*EXERCISE*
Extract all of the entries and set them down verbatim.
+++ RECORDS PROVIDED
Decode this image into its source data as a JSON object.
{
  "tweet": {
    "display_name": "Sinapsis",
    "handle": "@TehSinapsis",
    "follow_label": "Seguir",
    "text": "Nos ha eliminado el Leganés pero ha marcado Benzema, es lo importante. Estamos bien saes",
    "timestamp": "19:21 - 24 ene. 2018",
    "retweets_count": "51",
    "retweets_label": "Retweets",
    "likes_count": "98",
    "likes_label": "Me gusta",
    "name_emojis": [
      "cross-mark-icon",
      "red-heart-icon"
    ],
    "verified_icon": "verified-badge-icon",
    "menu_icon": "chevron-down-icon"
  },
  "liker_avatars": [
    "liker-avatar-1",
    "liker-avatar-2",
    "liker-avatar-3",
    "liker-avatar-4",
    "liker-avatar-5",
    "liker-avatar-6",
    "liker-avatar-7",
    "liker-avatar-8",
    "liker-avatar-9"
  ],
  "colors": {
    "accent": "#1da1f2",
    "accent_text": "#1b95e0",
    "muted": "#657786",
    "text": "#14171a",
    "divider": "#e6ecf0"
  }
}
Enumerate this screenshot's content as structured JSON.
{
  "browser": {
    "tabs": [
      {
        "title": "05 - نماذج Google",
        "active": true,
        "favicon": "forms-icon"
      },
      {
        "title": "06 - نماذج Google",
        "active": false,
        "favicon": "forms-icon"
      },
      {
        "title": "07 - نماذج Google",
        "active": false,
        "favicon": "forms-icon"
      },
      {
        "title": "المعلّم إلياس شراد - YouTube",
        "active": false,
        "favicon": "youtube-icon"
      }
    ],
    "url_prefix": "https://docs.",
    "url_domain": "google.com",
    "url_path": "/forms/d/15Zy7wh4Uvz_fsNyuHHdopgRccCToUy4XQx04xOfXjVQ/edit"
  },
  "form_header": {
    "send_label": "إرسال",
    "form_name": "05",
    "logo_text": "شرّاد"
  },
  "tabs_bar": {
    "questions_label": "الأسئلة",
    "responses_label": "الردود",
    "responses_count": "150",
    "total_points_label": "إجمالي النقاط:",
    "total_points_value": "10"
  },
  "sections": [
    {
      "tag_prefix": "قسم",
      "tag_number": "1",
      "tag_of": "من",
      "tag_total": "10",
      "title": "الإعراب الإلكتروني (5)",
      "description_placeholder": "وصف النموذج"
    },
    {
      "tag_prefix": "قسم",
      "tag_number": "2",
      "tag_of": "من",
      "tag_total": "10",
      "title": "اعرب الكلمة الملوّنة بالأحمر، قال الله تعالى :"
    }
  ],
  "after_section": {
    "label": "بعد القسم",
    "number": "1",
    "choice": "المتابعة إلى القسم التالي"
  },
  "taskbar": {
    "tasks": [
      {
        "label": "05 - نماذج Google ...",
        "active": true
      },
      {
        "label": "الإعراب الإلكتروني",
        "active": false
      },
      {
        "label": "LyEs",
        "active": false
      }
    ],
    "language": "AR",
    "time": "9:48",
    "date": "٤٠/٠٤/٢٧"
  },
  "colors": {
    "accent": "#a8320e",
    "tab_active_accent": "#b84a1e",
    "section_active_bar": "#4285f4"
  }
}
++++++
*FULL SOLUTION*
Decode this image into its source data as a JSON object.
{
  "tweet": {
    "display_name": "Sinapsis",
    "handle": "@TehSinapsis",
    "follow_label": "Seguir",
    "text": "Nos ha eliminado el Leganés pero ha marcado Benzema, es lo importante. Estamos bien saes",
    "timestamp": "19:21 - 24 ene. 2018",
    "retweets_count": "51",
    "retweets_label": "Retweets",
    "likes_count": "98",
    "likes_label": "Me gusta",
    "name_emojis": [
      "cross-mark-icon",
      "red-heart-icon"
    ],
    "verified_icon": "verified-badge-icon",
    "menu_icon": "chevron-down-icon"
  },
  "liker_avatars": [
    "liker-avatar-1",
    "liker-avatar-2",
    "liker-avatar-3",
    "liker-avatar-4",
    "liker-avatar-5",
    "liker-avatar-6",
    "liker-avatar-7",
    "liker-avatar-8",
    "liker-avatar-9"
  ],
  "colors": {
    "accent": "#1da1f2",
    "accent_text": "#1b95e0",
    "muted": "#657786",
    "text": "#14171a",
    "divider": "#e6ecf0"
  }
}
Enumerate this screenshot's content as structured JSON.
{
  "browser": {
    "tabs": [
      {
        "title": "05 - نماذج Google",
        "active": true,
        "favicon": "forms-icon"
      },
      {
        "title": "06 - نماذج Google",
        "active": false,
        "favicon": "forms-icon"
      },
      {
        "title": "07 - نماذج Google",
        "active": false,
        "favicon": "forms-icon"
      },
      {
        "title": "المعلّم إلياس شراد - YouTube",
        "active": false,
        "favicon": "youtube-icon"
      }
    ],
    "url_prefix": "https://docs.",
    "url_domain": "google.com",
    "url_path": "/forms/d/15Zy7wh4Uvz_fsNyuHHdopgRccCToUy4XQx04xOfXjVQ/edit"
  },
  "form_header": {
    "send_label": "إرسال",
    "form_name": "05",
    "logo_text": "شرّاد"
  },
  "tabs_bar": {
    "questions_label": "الأسئلة",
    "responses_label": "الردود",
    "responses_count": "150",
    "total_points_label": "إجمالي النقاط:",
    "total_points_value": "10"
  },
  "sections": [
    {
      "tag_prefix": "قسم",
      "tag_number": "1",
      "tag_of": "من",
      "tag_total": "10",
      "title": "الإعراب الإلكتروني (5)",
      "description_placeholder": "وصف النموذج"
    },
    {
      "tag_prefix": "قسم",
      "tag_number": "2",
      "tag_of": "من",
      "tag_total": "10",
      "title": "اعرب الكلمة الملوّنة بالأحمر، قال الله تعالى :"
    }
  ],
  "after_section": {
    "label": "بعد القسم",
    "number": "1",
    "choice": "المتابعة إلى القسم التالي"
  },
  "taskbar": {
    "tasks": [
      {
        "label": "05 - نماذج Google ...",
        "active": true
      },
      {
        "label": "الإعراب الإلكتروني",
        "active": false
      },
      {
        "label": "LyEs",
        "active": false
      }
    ],
    "language": "AR",
    "time": "9:48",
    "date": "٤٠/٠٤/٢٧"
  },
  "colors": {
    "accent": "#a8320e",
    "tab_active_accent": "#b84a1e",
    "section_active_bar": "#4285f4"
  }
}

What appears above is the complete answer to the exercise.